Every line below that holds the string "with" should be copied out.

### Data supplied
============================================================

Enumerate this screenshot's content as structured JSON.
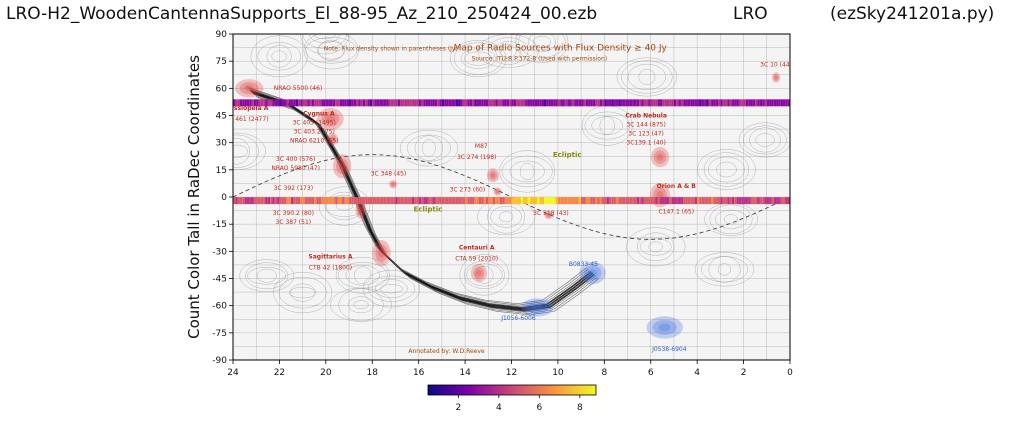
{
  "header": {
    "title": "LRO-H2_WoodenCantennaSupports_El_88-95_Az_210_250424_00.ezb",
    "station": "LRO",
    "program": "(ezSky241201a.py)"
  },
  "chart_data": {
    "type": "heatmap",
    "title": "LRO-H2_WoodenCantennaSupports_El_88-95_Az_210_250424_00.ezb",
    "ylabel": "Count Color Tall in RaDec Coordinates",
    "xlabel": "",
    "xlim": [
      24,
      0
    ],
    "ylim": [
      -90,
      90
    ],
    "x_ticks": [
      24,
      22,
      20,
      18,
      16,
      14,
      12,
      10,
      8,
      6,
      4,
      2,
      0
    ],
    "y_ticks": [
      90,
      75,
      60,
      45,
      30,
      15,
      0,
      -15,
      -30,
      -45,
      -60,
      -75,
      -90
    ],
    "colorbar": {
      "ticks": [
        2,
        4,
        6,
        8
      ],
      "range": [
        0.5,
        8.8
      ],
      "colormap": "plasma"
    },
    "series": [
      {
        "dec": 52,
        "intensity": [
          3.2,
          3.4,
          2.8,
          3.6,
          3.1,
          2.9,
          3.5,
          4.1,
          3.3,
          2.7,
          3.0,
          3.8,
          3.6,
          2.9,
          3.1,
          3.4,
          2.8,
          3.2,
          3.7,
          3.0,
          2.9,
          3.3,
          3.5,
          3.1
        ]
      },
      {
        "dec": -2,
        "intensity": [
          4.6,
          4.9,
          5.2,
          5.5,
          6.1,
          5.8,
          5.4,
          5.0,
          4.7,
          5.1,
          5.6,
          6.3,
          7.9,
          8.4,
          6.8,
          5.7,
          5.2,
          4.8,
          4.5,
          4.9,
          5.3,
          4.7,
          4.4,
          4.6
        ]
      }
    ],
    "background_map": {
      "title": "Map of Radio Sources with Flux Density ≥ 40 Jy",
      "source": "Source: ITU-R P.372-8 (Used with permission)",
      "note": "Note: Flux density shown in parentheses (Jy)",
      "credit": "Annotated by: W.D.Reeve",
      "labels": [
        {
          "text": "Cassiopeia A",
          "ra": 23.4,
          "dec": 48,
          "kind": "bold"
        },
        {
          "text": "3C 461 (2477)",
          "ra": 23.4,
          "dec": 42,
          "kind": "red"
        },
        {
          "text": "NRAO 5500 (46)",
          "ra": 21.2,
          "dec": 59,
          "kind": "red"
        },
        {
          "text": "Cygnus A",
          "ra": 20.3,
          "dec": 45,
          "kind": "bold"
        },
        {
          "text": "3C 405 (1495)",
          "ra": 20.5,
          "dec": 40,
          "kind": "red"
        },
        {
          "text": "3C 403.2 (75)",
          "ra": 20.5,
          "dec": 35,
          "kind": "red"
        },
        {
          "text": "NRAO 6210 (55)",
          "ra": 20.5,
          "dec": 30,
          "kind": "red"
        },
        {
          "text": "3C 400 (576)",
          "ra": 21.3,
          "dec": 20,
          "kind": "red"
        },
        {
          "text": "NRAO 5980 (47)",
          "ra": 21.3,
          "dec": 15,
          "kind": "red"
        },
        {
          "text": "3C 348 (45)",
          "ra": 17.3,
          "dec": 12,
          "kind": "red"
        },
        {
          "text": "3C 392 (173)",
          "ra": 21.4,
          "dec": 4,
          "kind": "red"
        },
        {
          "text": "3C 390.2 (80)",
          "ra": 21.4,
          "dec": -10,
          "kind": "red"
        },
        {
          "text": "3C 387 (51)",
          "ra": 21.4,
          "dec": -15,
          "kind": "red"
        },
        {
          "text": "Sagittarius A",
          "ra": 19.8,
          "dec": -34,
          "kind": "bold"
        },
        {
          "text": "CTB 42 (1800)",
          "ra": 19.8,
          "dec": -40,
          "kind": "red"
        },
        {
          "text": "M87",
          "ra": 13.3,
          "dec": 27,
          "kind": "red"
        },
        {
          "text": "3C 274 (198)",
          "ra": 13.5,
          "dec": 21,
          "kind": "red"
        },
        {
          "text": "3C 273 (60)",
          "ra": 13.9,
          "dec": 3,
          "kind": "red"
        },
        {
          "text": "3C 218 (43)",
          "ra": 10.3,
          "dec": -10,
          "kind": "red"
        },
        {
          "text": "Centauri A",
          "ra": 13.5,
          "dec": -29,
          "kind": "bold"
        },
        {
          "text": "CTA 59 (2010)",
          "ra": 13.5,
          "dec": -35,
          "kind": "red"
        },
        {
          "text": "Crab Nebula",
          "ra": 6.2,
          "dec": 44,
          "kind": "bold"
        },
        {
          "text": "3C 144 (875)",
          "ra": 6.2,
          "dec": 39,
          "kind": "red"
        },
        {
          "text": "3C 123 (47)",
          "ra": 6.2,
          "dec": 34,
          "kind": "red"
        },
        {
          "text": "3C139.1 (40)",
          "ra": 6.2,
          "dec": 29,
          "kind": "red"
        },
        {
          "text": "Orion A & B",
          "ra": 4.9,
          "dec": 5,
          "kind": "bold"
        },
        {
          "text": "C147.1 (65)",
          "ra": 4.9,
          "dec": -9,
          "kind": "red"
        },
        {
          "text": "3C 10 (44)",
          "ra": 0.6,
          "dec": 72,
          "kind": "red"
        },
        {
          "text": "B0833-45",
          "ra": 8.9,
          "dec": -38,
          "kind": "blue"
        },
        {
          "text": "J1056-6006",
          "ra": 11.7,
          "dec": -68,
          "kind": "blue"
        },
        {
          "text": "J0538-6904",
          "ra": 5.2,
          "dec": -85,
          "kind": "blue"
        },
        {
          "text": "Ecliptic",
          "ra": 9.6,
          "dec": 22,
          "kind": "olive"
        },
        {
          "text": "Ecliptic",
          "ra": 15.6,
          "dec": -8,
          "kind": "olive"
        }
      ]
    }
  }
}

============================================================

### Answer below
      "title": "Map of Radio Sources with Flux Density ≥ 40 Jy",
      "source": "Source: ITU-R P.372-8 (Used with permission)",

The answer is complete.